- Input data:
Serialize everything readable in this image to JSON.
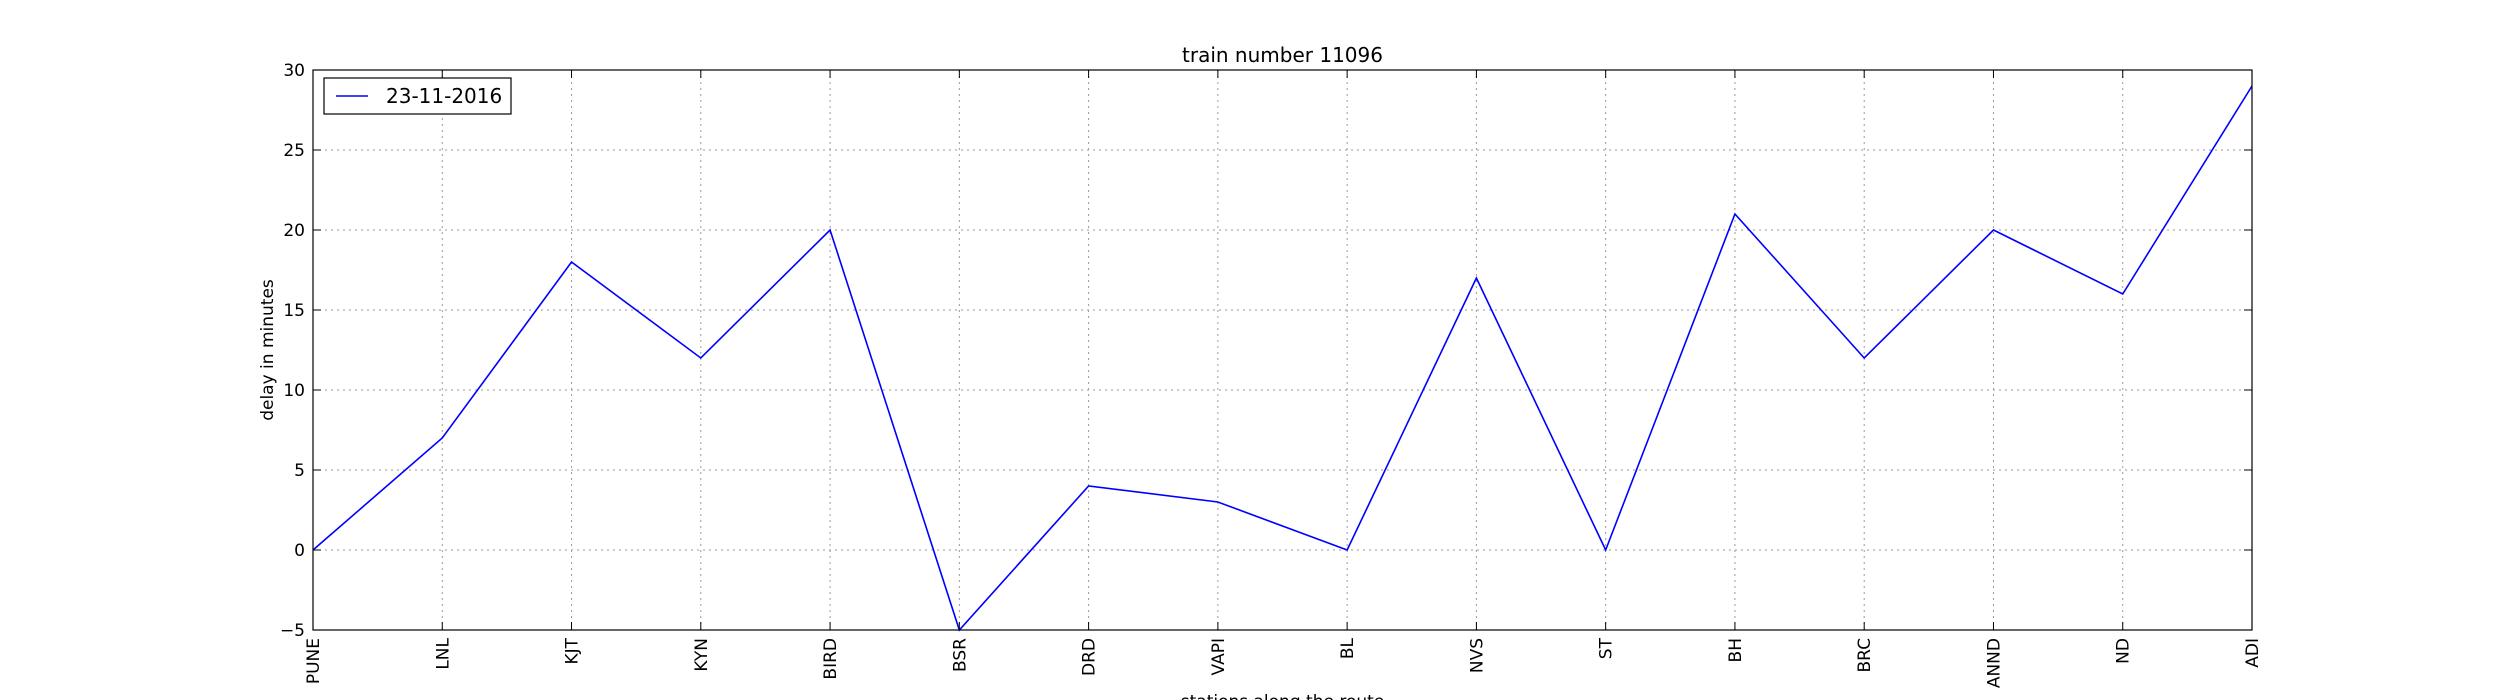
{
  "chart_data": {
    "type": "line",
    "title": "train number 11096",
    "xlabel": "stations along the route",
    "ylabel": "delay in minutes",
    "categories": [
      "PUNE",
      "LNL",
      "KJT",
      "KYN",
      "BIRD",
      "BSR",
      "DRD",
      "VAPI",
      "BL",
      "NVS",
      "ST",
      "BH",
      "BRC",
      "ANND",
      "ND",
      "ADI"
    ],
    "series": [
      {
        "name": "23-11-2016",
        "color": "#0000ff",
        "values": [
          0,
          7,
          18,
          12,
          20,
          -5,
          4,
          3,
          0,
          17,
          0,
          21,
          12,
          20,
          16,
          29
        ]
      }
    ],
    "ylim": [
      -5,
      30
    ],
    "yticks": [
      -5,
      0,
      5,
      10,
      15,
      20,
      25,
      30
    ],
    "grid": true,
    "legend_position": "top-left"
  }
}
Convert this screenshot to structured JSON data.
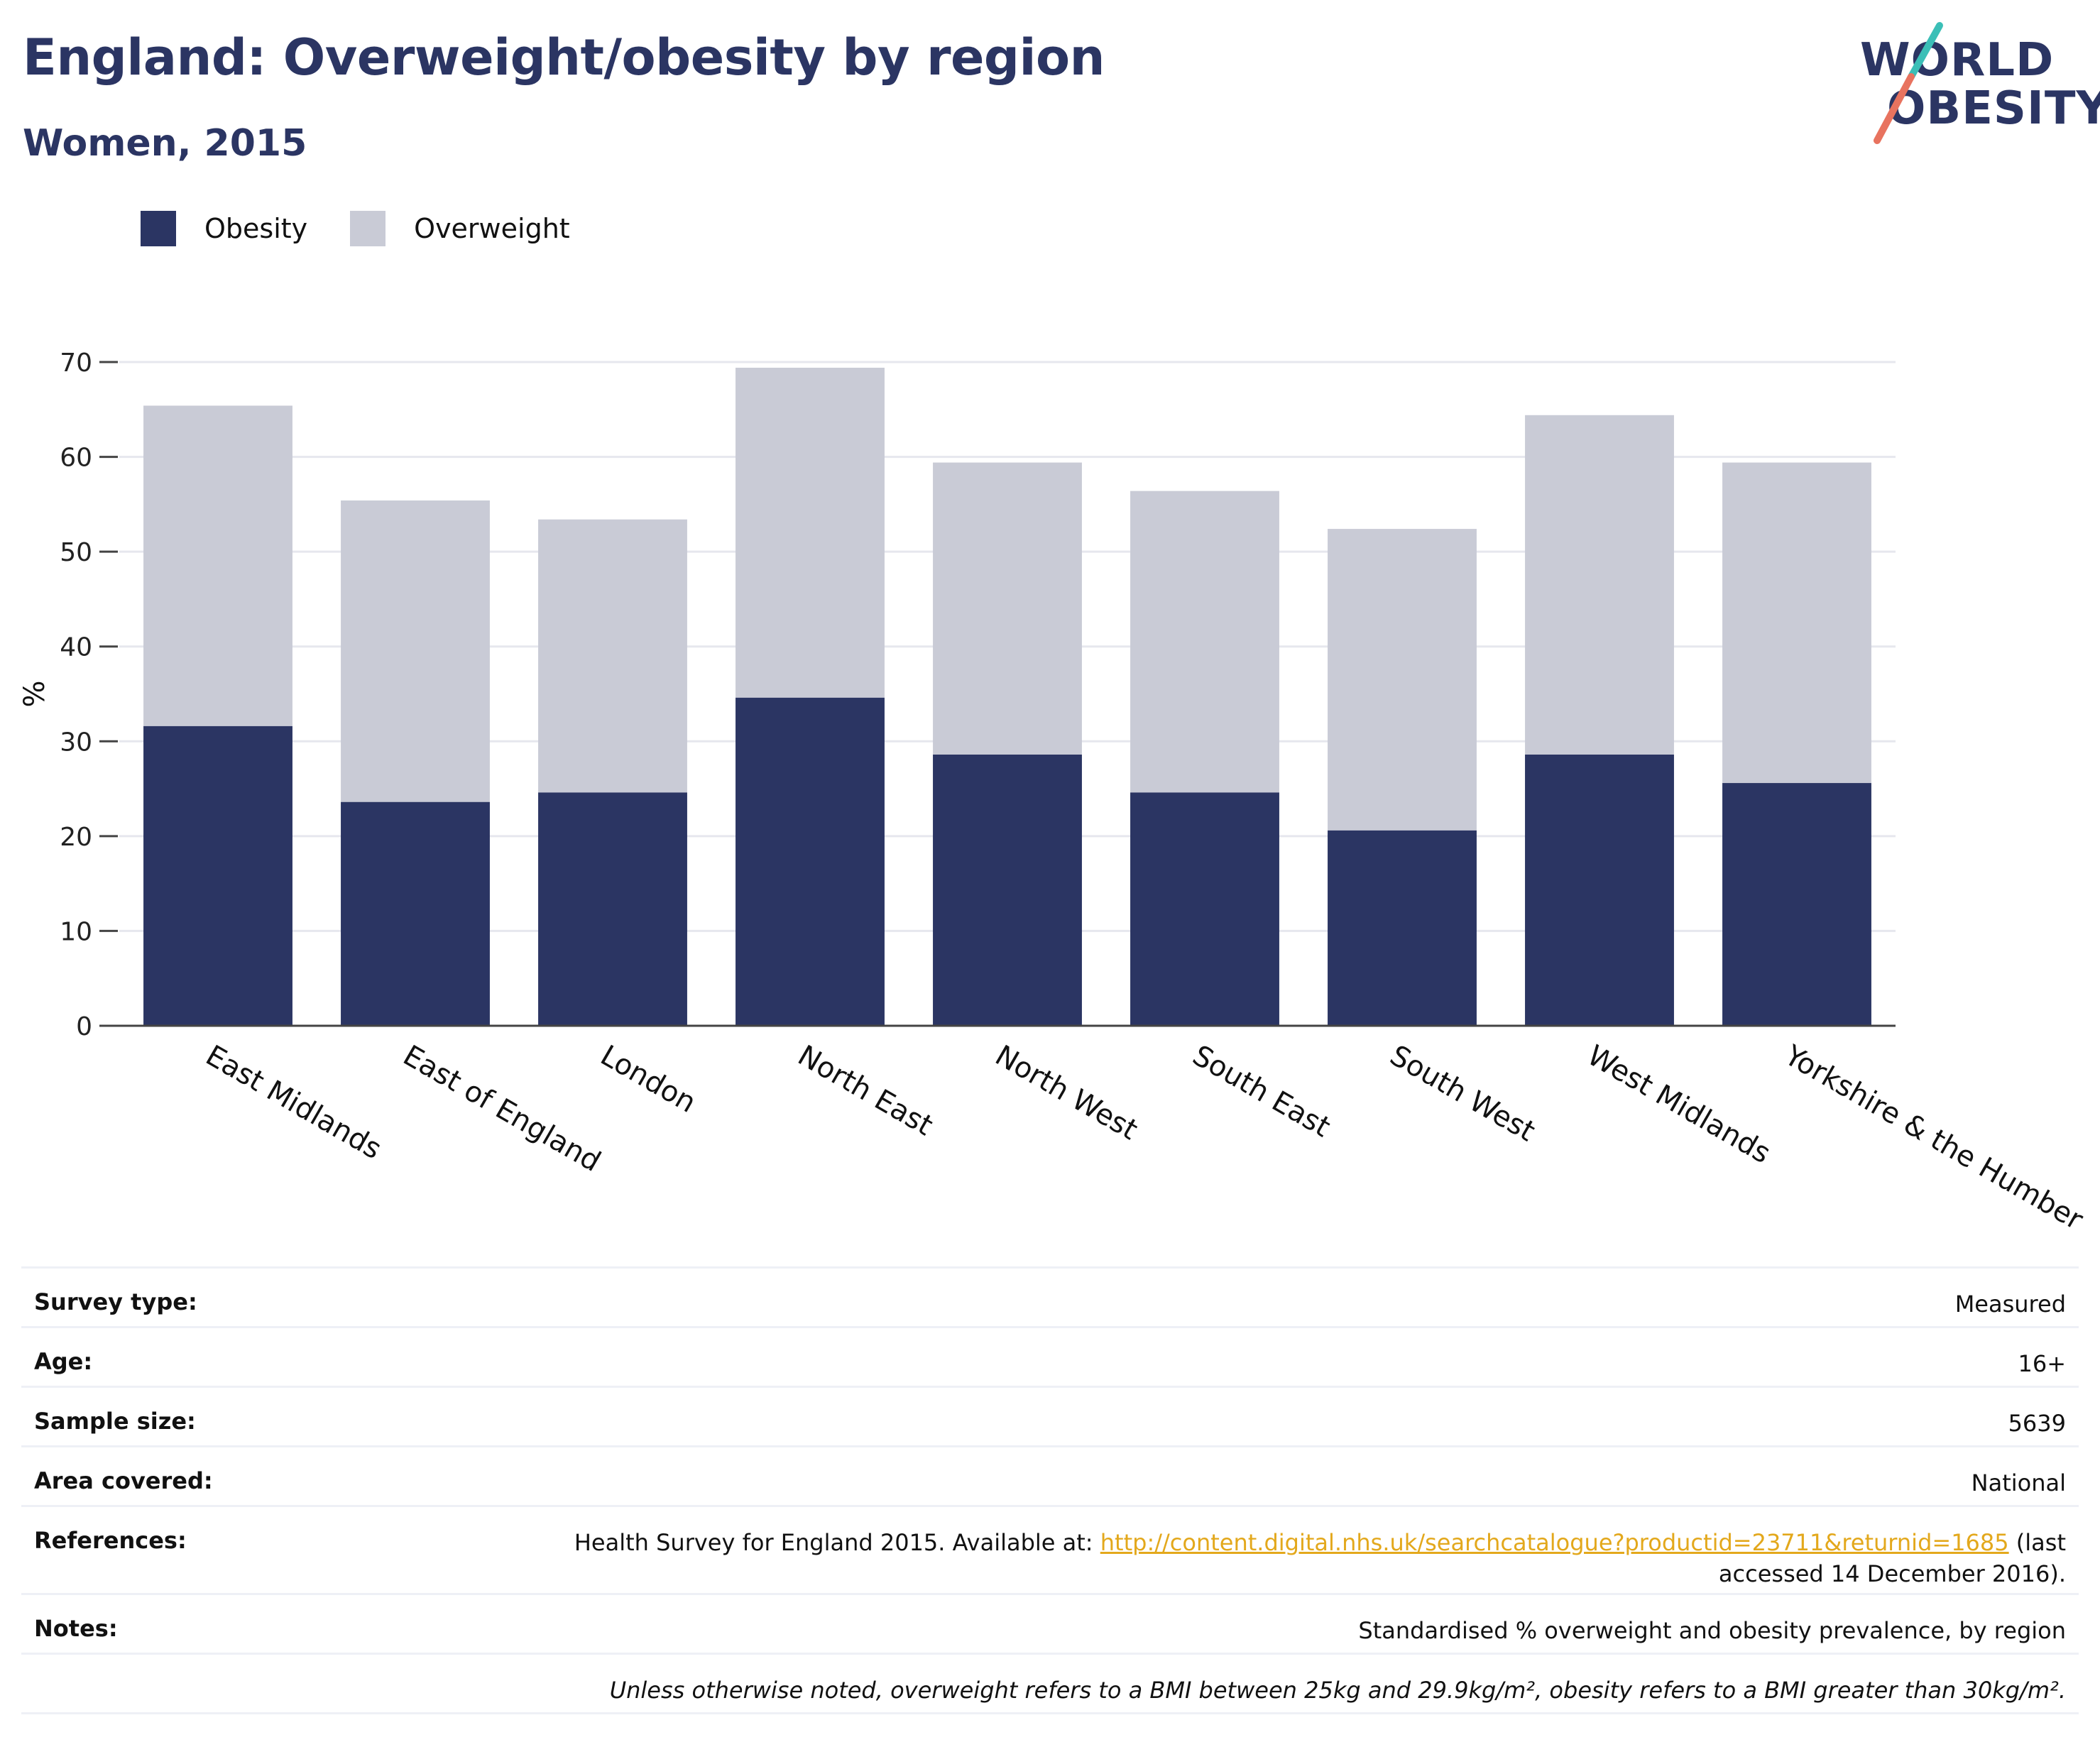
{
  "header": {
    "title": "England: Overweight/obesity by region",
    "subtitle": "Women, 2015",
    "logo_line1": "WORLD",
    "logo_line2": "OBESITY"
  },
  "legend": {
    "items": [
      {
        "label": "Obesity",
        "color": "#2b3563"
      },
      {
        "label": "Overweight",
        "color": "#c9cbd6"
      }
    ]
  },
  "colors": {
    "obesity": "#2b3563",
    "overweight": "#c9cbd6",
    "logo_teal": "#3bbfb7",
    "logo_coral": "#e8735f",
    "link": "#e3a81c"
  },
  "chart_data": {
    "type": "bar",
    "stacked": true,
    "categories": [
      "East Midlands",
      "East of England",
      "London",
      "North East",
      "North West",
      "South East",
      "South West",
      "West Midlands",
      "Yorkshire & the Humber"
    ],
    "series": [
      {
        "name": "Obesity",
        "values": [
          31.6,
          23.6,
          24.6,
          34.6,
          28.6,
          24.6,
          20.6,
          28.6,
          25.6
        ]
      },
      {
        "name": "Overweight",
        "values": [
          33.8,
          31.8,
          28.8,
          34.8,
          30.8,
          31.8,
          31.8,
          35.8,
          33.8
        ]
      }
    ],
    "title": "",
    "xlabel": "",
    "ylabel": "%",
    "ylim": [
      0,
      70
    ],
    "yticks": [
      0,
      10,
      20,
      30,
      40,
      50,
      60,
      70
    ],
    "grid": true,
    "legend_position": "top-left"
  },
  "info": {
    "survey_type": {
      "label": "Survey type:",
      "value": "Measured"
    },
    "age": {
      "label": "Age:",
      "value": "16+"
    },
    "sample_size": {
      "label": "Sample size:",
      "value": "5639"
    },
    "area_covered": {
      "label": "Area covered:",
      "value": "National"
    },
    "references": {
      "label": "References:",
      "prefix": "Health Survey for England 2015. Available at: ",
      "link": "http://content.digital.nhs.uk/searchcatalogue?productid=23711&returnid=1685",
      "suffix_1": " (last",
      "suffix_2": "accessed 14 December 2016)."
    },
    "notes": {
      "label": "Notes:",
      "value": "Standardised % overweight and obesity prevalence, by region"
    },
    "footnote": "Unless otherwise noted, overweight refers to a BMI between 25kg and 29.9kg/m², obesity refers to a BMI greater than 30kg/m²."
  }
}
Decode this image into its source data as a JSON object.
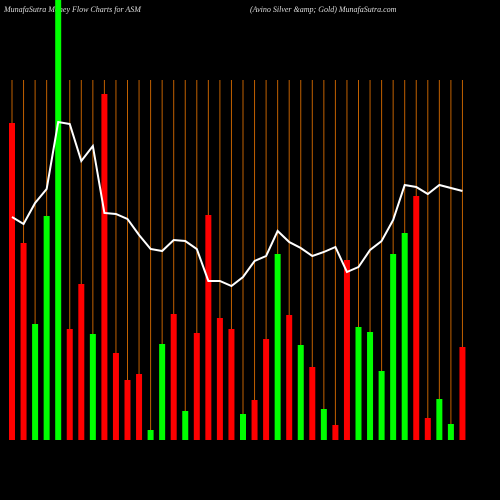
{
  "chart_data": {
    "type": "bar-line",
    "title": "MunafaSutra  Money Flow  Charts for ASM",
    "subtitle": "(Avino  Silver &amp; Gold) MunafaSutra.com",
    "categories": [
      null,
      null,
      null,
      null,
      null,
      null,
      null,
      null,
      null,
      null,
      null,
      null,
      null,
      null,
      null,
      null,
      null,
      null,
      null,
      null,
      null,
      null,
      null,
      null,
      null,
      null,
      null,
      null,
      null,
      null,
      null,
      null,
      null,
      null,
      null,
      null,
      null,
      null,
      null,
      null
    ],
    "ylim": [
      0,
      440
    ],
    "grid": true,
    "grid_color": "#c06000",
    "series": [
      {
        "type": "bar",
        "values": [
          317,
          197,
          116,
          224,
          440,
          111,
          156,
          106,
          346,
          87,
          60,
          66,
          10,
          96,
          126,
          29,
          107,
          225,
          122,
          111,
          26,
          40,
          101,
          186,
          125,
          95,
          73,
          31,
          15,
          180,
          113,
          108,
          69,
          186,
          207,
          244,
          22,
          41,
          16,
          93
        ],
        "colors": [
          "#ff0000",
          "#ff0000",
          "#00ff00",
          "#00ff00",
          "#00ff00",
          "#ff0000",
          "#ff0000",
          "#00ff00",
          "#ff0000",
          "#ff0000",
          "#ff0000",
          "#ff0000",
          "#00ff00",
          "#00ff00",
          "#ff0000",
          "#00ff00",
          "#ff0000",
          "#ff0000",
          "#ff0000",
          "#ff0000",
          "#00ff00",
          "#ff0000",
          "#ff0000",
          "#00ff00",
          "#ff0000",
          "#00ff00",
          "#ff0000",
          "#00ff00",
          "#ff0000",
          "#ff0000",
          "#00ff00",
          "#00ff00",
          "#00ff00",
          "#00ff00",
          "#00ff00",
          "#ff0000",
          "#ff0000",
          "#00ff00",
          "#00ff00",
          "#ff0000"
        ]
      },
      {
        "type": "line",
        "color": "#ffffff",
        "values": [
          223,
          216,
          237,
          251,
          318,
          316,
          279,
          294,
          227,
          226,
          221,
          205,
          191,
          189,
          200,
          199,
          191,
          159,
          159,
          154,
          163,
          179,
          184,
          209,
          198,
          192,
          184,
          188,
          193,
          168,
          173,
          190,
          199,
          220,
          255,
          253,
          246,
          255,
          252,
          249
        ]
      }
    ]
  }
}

- Your instructions:
Indicate how many lines of the material include the word "xlabel"; the number alone is required.

- Solution for this exercise:
2